Only the lines starting at the one that contains "Transcribe this image's" and running to the end should be repeated, exactly as written.

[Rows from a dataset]
⁂
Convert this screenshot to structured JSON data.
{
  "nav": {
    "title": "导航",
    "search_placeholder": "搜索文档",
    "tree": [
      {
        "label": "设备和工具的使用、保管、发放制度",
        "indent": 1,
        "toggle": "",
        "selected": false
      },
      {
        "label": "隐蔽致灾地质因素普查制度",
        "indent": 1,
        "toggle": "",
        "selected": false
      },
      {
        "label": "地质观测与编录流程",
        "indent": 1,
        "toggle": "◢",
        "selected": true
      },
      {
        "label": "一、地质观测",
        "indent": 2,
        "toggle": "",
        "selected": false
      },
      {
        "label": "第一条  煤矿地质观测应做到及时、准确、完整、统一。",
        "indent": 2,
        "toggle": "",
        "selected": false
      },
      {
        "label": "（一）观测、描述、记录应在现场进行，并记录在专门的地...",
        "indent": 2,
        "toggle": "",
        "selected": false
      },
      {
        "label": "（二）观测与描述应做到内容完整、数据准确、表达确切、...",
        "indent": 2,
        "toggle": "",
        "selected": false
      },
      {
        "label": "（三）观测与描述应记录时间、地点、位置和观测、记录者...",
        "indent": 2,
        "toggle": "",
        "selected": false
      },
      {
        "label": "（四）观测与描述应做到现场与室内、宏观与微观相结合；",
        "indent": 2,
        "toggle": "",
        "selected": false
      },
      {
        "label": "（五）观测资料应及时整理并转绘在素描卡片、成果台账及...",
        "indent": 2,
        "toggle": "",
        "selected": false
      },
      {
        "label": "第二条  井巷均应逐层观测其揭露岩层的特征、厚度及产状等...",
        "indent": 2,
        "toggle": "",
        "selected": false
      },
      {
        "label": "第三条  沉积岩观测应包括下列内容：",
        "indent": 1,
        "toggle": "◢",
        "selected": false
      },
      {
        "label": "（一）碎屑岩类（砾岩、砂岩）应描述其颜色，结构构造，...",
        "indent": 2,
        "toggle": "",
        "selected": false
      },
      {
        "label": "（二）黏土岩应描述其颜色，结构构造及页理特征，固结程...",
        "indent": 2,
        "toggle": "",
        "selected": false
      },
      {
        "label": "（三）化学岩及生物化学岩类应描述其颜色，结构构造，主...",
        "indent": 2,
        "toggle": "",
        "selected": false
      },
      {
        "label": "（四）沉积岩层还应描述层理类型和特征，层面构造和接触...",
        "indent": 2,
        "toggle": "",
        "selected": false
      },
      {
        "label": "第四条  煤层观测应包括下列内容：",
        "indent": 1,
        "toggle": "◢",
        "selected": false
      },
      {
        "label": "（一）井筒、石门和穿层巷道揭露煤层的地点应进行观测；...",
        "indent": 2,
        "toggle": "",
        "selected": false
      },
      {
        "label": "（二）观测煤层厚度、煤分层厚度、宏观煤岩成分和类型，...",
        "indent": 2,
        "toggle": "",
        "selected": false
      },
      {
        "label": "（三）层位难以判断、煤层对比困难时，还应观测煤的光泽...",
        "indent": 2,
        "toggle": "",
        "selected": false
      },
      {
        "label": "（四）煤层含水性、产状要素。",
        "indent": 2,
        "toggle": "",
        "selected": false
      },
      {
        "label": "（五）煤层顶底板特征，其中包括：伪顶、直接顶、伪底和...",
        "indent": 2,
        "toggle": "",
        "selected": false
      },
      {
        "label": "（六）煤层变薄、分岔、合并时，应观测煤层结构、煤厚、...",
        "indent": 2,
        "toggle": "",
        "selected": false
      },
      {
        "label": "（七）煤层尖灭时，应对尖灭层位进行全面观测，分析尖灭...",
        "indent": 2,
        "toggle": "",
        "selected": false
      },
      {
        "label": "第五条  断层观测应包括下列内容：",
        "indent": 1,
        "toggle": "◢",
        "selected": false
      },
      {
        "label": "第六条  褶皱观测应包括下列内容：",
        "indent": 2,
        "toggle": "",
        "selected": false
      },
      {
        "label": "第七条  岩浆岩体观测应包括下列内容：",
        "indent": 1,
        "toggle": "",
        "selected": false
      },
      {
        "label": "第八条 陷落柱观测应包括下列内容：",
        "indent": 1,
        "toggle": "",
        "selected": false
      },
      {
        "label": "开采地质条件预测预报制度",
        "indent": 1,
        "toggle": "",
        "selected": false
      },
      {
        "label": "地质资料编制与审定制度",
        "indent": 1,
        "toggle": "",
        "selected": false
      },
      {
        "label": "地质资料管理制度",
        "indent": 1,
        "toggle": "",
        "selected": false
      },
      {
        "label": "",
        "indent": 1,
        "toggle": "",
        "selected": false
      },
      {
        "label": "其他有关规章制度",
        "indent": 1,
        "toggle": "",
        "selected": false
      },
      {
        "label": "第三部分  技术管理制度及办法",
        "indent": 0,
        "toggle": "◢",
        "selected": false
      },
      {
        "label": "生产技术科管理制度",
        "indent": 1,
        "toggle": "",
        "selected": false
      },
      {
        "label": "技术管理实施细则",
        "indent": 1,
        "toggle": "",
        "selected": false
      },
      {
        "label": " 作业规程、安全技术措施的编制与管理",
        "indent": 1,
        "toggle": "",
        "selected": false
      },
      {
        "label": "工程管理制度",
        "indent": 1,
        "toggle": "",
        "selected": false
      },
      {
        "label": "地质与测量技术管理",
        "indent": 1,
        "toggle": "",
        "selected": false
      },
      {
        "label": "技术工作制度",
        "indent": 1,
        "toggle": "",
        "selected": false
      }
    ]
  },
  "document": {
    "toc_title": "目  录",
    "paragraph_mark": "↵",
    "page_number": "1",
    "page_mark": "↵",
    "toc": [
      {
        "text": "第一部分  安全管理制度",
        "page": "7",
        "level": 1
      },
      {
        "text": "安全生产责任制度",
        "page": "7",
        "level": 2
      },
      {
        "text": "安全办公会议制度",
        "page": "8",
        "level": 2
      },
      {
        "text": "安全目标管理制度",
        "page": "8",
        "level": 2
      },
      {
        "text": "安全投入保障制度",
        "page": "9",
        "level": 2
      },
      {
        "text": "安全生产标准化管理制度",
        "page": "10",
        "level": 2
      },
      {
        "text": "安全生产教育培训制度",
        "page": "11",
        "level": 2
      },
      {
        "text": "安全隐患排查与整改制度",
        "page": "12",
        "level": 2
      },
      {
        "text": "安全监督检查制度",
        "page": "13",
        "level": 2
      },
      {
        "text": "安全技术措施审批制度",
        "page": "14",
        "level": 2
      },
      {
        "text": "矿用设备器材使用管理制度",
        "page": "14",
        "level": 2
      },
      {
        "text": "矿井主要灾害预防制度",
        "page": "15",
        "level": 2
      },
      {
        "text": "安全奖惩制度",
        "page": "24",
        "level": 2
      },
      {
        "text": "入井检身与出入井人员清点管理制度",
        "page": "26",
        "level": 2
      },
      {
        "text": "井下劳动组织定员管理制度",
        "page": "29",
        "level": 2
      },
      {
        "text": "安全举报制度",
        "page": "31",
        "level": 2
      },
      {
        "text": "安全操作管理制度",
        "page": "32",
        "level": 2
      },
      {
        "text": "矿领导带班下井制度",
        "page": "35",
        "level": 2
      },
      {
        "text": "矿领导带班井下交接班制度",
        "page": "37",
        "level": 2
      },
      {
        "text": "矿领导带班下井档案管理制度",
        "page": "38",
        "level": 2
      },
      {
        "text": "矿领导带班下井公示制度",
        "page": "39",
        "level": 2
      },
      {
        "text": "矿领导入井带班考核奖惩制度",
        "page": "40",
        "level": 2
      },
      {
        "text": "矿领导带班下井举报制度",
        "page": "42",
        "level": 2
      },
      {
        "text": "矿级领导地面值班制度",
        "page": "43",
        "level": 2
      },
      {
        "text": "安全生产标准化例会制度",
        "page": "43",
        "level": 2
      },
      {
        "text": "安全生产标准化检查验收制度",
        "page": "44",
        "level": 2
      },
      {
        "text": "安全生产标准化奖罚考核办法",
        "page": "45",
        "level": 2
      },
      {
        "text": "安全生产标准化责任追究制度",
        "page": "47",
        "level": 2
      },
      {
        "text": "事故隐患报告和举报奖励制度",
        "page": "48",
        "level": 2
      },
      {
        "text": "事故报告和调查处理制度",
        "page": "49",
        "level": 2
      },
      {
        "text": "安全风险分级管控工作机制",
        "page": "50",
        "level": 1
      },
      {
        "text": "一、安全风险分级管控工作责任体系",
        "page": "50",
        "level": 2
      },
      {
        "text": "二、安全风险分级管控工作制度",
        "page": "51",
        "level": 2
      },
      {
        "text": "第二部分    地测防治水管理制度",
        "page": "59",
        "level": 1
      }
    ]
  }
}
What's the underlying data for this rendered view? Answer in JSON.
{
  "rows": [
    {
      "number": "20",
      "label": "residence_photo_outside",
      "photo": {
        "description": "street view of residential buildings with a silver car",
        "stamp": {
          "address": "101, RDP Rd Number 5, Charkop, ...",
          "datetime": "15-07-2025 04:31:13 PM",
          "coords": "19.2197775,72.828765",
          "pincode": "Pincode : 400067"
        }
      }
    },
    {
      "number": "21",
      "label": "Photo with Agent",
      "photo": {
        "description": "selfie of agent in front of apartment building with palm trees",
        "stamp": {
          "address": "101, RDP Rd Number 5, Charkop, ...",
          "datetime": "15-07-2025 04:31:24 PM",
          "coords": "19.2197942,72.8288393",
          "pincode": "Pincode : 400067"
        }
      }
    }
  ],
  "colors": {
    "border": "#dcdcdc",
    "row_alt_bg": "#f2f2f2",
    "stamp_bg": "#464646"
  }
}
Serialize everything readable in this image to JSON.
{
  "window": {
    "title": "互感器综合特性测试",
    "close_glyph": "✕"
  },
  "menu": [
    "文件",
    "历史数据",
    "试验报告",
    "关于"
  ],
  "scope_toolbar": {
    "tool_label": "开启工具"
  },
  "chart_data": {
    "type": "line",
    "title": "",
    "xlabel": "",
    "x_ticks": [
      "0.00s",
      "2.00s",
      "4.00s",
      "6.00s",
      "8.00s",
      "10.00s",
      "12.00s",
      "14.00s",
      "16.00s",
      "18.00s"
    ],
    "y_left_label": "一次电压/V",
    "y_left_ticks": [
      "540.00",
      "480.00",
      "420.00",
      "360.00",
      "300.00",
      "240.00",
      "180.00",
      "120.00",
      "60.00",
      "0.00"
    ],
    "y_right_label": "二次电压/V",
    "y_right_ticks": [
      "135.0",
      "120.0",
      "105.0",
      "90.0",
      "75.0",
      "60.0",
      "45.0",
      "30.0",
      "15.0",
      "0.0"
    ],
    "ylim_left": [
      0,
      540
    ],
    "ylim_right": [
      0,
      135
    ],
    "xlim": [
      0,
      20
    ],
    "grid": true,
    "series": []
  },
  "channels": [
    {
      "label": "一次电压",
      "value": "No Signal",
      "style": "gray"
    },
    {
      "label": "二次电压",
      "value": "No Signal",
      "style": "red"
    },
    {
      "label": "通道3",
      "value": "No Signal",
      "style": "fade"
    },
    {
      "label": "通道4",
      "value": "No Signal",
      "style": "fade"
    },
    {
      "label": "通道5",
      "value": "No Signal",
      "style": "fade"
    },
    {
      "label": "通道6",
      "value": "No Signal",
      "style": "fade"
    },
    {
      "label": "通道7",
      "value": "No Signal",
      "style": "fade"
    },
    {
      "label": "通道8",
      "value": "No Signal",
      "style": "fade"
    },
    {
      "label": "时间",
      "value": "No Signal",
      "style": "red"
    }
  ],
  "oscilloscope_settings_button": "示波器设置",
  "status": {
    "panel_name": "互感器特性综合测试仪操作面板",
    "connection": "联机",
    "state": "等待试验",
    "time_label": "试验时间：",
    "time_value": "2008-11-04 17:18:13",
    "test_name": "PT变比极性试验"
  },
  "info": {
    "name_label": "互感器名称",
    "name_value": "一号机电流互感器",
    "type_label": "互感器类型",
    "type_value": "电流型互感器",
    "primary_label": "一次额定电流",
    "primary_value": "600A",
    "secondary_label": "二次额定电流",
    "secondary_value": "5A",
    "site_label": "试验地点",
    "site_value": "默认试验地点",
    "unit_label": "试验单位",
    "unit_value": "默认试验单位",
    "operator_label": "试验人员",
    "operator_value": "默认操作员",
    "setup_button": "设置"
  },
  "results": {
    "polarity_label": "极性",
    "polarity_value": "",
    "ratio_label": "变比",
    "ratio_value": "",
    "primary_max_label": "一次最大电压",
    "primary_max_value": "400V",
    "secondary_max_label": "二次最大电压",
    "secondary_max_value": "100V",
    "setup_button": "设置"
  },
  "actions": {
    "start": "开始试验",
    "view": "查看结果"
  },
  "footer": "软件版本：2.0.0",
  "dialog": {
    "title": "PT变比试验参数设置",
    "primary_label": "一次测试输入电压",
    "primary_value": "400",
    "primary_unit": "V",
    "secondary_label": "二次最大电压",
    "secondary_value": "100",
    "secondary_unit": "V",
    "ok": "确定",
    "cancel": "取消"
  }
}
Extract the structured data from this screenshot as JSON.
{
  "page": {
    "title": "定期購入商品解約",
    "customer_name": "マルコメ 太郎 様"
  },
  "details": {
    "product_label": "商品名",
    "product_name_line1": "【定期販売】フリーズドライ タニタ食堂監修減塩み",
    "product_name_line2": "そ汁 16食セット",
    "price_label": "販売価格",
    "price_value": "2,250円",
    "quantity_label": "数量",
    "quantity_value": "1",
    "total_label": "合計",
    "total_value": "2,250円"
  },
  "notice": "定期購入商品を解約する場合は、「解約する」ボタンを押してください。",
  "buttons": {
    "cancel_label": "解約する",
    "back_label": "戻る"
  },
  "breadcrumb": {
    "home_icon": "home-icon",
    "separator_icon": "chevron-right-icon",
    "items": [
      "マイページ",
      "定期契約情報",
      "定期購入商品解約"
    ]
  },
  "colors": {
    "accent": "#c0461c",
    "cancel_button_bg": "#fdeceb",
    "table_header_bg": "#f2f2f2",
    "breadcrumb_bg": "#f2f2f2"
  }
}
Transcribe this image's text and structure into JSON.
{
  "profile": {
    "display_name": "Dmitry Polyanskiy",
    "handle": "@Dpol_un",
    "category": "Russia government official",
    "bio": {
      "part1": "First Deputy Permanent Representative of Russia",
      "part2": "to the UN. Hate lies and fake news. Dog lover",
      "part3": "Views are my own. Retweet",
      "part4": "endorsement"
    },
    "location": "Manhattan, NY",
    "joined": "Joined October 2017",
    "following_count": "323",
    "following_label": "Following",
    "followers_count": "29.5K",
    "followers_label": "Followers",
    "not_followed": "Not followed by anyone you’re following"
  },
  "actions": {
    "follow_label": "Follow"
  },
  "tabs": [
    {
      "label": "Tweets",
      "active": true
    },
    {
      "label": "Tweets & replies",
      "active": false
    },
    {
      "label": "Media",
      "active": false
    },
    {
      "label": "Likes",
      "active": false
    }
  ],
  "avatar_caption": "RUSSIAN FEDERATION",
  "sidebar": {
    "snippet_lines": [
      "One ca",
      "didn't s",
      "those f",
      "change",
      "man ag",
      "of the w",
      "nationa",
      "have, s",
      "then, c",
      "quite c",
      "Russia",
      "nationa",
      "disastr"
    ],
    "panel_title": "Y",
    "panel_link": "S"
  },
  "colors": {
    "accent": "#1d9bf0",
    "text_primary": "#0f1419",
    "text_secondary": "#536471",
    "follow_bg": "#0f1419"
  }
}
⁂
**Solution to the problem**.
Transcribe this image's text and structure into JSON.
{
  "profile": {
    "display_name": "Dmitry Polyanskiy",
    "handle": "@Dpol_un",
    "category": "Russia government official",
    "bio": {
      "part1": "First Deputy Permanent Representative of Russia",
      "part2": "to the UN. Hate lies and fake news. Dog lover",
      "part3": "Views are my own. Retweet",
      "part4": "endorsement"
    },
    "location": "Manhattan, NY",
    "joined": "Joined October 2017",
    "following_count": "323",
    "following_label": "Following",
    "followers_count": "29.5K",
    "followers_label": "Followers",
    "not_followed": "Not followed by anyone you’re following"
  },
  "actions": {
    "follow_label": "Follow"
  },
  "tabs": [
    {
      "label": "Tweets",
      "active": true
    },
    {
      "label": "Tweets & replies",
      "active": false
    },
    {
      "label": "Media",
      "active": false
    },
    {
      "label": "Likes",
      "active": false
    }
  ],
  "avatar_caption": "RUSSIAN FEDERATION",
  "sidebar": {
    "snippet_lines": [
      "One ca",
      "didn't s",
      "those f",
      "change",
      "man ag",
      "of the w",
      "nationa",
      "have, s",
      "then, c",
      "quite c",
      "Russia",
      "nationa",
      "disastr"
    ],
    "panel_title": "Y",
    "panel_link": "S"
  },
  "colors": {
    "accent": "#1d9bf0",
    "text_primary": "#0f1419",
    "text_secondary": "#536471",
    "follow_bg": "#0f1419"
  }
}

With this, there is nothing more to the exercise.